Provide an exact reproduction of every entry.
Task data start
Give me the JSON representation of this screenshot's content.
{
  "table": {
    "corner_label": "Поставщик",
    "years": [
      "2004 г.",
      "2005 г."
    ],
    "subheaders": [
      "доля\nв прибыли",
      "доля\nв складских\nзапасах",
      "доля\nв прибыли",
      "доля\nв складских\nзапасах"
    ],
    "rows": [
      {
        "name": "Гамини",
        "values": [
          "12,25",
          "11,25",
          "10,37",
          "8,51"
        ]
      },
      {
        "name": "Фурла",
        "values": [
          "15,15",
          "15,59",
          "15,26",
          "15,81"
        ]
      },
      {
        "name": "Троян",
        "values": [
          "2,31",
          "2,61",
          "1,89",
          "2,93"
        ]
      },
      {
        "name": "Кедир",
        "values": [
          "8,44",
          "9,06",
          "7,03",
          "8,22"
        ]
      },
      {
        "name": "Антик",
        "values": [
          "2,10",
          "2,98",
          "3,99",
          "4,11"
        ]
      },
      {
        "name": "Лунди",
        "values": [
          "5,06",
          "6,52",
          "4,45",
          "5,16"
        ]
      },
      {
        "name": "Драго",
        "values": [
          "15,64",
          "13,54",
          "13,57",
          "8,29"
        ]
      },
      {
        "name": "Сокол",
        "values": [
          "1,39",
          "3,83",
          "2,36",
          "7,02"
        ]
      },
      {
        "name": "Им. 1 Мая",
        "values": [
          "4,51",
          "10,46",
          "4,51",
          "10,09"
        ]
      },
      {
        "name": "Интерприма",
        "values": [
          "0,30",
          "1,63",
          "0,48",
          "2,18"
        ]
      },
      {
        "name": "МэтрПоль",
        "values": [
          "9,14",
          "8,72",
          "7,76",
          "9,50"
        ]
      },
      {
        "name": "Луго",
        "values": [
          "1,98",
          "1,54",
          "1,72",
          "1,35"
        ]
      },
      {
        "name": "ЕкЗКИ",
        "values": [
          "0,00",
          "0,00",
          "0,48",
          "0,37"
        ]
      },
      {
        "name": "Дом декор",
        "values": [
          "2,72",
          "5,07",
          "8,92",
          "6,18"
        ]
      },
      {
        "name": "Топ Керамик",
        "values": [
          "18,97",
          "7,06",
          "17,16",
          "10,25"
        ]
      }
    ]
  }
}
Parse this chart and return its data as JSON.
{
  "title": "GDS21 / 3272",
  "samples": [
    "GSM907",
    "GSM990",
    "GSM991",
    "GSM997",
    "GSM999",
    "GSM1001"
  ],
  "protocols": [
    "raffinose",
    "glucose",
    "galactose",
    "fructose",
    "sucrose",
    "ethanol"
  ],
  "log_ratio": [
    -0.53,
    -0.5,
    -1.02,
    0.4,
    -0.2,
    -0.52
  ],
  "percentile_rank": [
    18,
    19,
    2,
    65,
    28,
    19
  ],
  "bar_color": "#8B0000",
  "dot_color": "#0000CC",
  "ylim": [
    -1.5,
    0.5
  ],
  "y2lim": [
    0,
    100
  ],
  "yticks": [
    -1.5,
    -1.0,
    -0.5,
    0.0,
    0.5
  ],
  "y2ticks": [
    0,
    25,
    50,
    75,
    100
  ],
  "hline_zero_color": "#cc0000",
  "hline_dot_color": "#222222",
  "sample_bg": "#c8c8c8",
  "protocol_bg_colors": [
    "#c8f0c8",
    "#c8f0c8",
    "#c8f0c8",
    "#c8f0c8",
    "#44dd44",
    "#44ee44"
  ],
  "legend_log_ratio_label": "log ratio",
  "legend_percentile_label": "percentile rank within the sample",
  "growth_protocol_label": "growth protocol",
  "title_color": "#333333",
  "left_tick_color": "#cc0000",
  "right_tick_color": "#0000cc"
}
Task data end
• _Exercise answer_
Give me the JSON representation of this screenshot's content.
{
  "table": {
    "corner_label": "Поставщик",
    "years": [
      "2004 г.",
      "2005 г."
    ],
    "subheaders": [
      "доля\nв прибыли",
      "доля\nв складских\nзапасах",
      "доля\nв прибыли",
      "доля\nв складских\nзапасах"
    ],
    "rows": [
      {
        "name": "Гамини",
        "values": [
          "12,25",
          "11,25",
          "10,37",
          "8,51"
        ]
      },
      {
        "name": "Фурла",
        "values": [
          "15,15",
          "15,59",
          "15,26",
          "15,81"
        ]
      },
      {
        "name": "Троян",
        "values": [
          "2,31",
          "2,61",
          "1,89",
          "2,93"
        ]
      },
      {
        "name": "Кедир",
        "values": [
          "8,44",
          "9,06",
          "7,03",
          "8,22"
        ]
      },
      {
        "name": "Антик",
        "values": [
          "2,10",
          "2,98",
          "3,99",
          "4,11"
        ]
      },
      {
        "name": "Лунди",
        "values": [
          "5,06",
          "6,52",
          "4,45",
          "5,16"
        ]
      },
      {
        "name": "Драго",
        "values": [
          "15,64",
          "13,54",
          "13,57",
          "8,29"
        ]
      },
      {
        "name": "Сокол",
        "values": [
          "1,39",
          "3,83",
          "2,36",
          "7,02"
        ]
      },
      {
        "name": "Им. 1 Мая",
        "values": [
          "4,51",
          "10,46",
          "4,51",
          "10,09"
        ]
      },
      {
        "name": "Интерприма",
        "values": [
          "0,30",
          "1,63",
          "0,48",
          "2,18"
        ]
      },
      {
        "name": "МэтрПоль",
        "values": [
          "9,14",
          "8,72",
          "7,76",
          "9,50"
        ]
      },
      {
        "name": "Луго",
        "values": [
          "1,98",
          "1,54",
          "1,72",
          "1,35"
        ]
      },
      {
        "name": "ЕкЗКИ",
        "values": [
          "0,00",
          "0,00",
          "0,48",
          "0,37"
        ]
      },
      {
        "name": "Дом декор",
        "values": [
          "2,72",
          "5,07",
          "8,92",
          "6,18"
        ]
      },
      {
        "name": "Топ Керамик",
        "values": [
          "18,97",
          "7,06",
          "17,16",
          "10,25"
        ]
      }
    ]
  }
}
Parse this chart and return its data as JSON.
{
  "title": "GDS21 / 3272",
  "samples": [
    "GSM907",
    "GSM990",
    "GSM991",
    "GSM997",
    "GSM999",
    "GSM1001"
  ],
  "protocols": [
    "raffinose",
    "glucose",
    "galactose",
    "fructose",
    "sucrose",
    "ethanol"
  ],
  "log_ratio": [
    -0.53,
    -0.5,
    -1.02,
    0.4,
    -0.2,
    -0.52
  ],
  "percentile_rank": [
    18,
    19,
    2,
    65,
    28,
    19
  ],
  "bar_color": "#8B0000",
  "dot_color": "#0000CC",
  "ylim": [
    -1.5,
    0.5
  ],
  "y2lim": [
    0,
    100
  ],
  "yticks": [
    -1.5,
    -1.0,
    -0.5,
    0.0,
    0.5
  ],
  "y2ticks": [
    0,
    25,
    50,
    75,
    100
  ],
  "hline_zero_color": "#cc0000",
  "hline_dot_color": "#222222",
  "sample_bg": "#c8c8c8",
  "protocol_bg_colors": [
    "#c8f0c8",
    "#c8f0c8",
    "#c8f0c8",
    "#c8f0c8",
    "#44dd44",
    "#44ee44"
  ],
  "legend_log_ratio_label": "log ratio",
  "legend_percentile_label": "percentile rank within the sample",
  "growth_protocol_label": "growth protocol",
  "title_color": "#333333",
  "left_tick_color": "#cc0000",
  "right_tick_color": "#0000cc"
}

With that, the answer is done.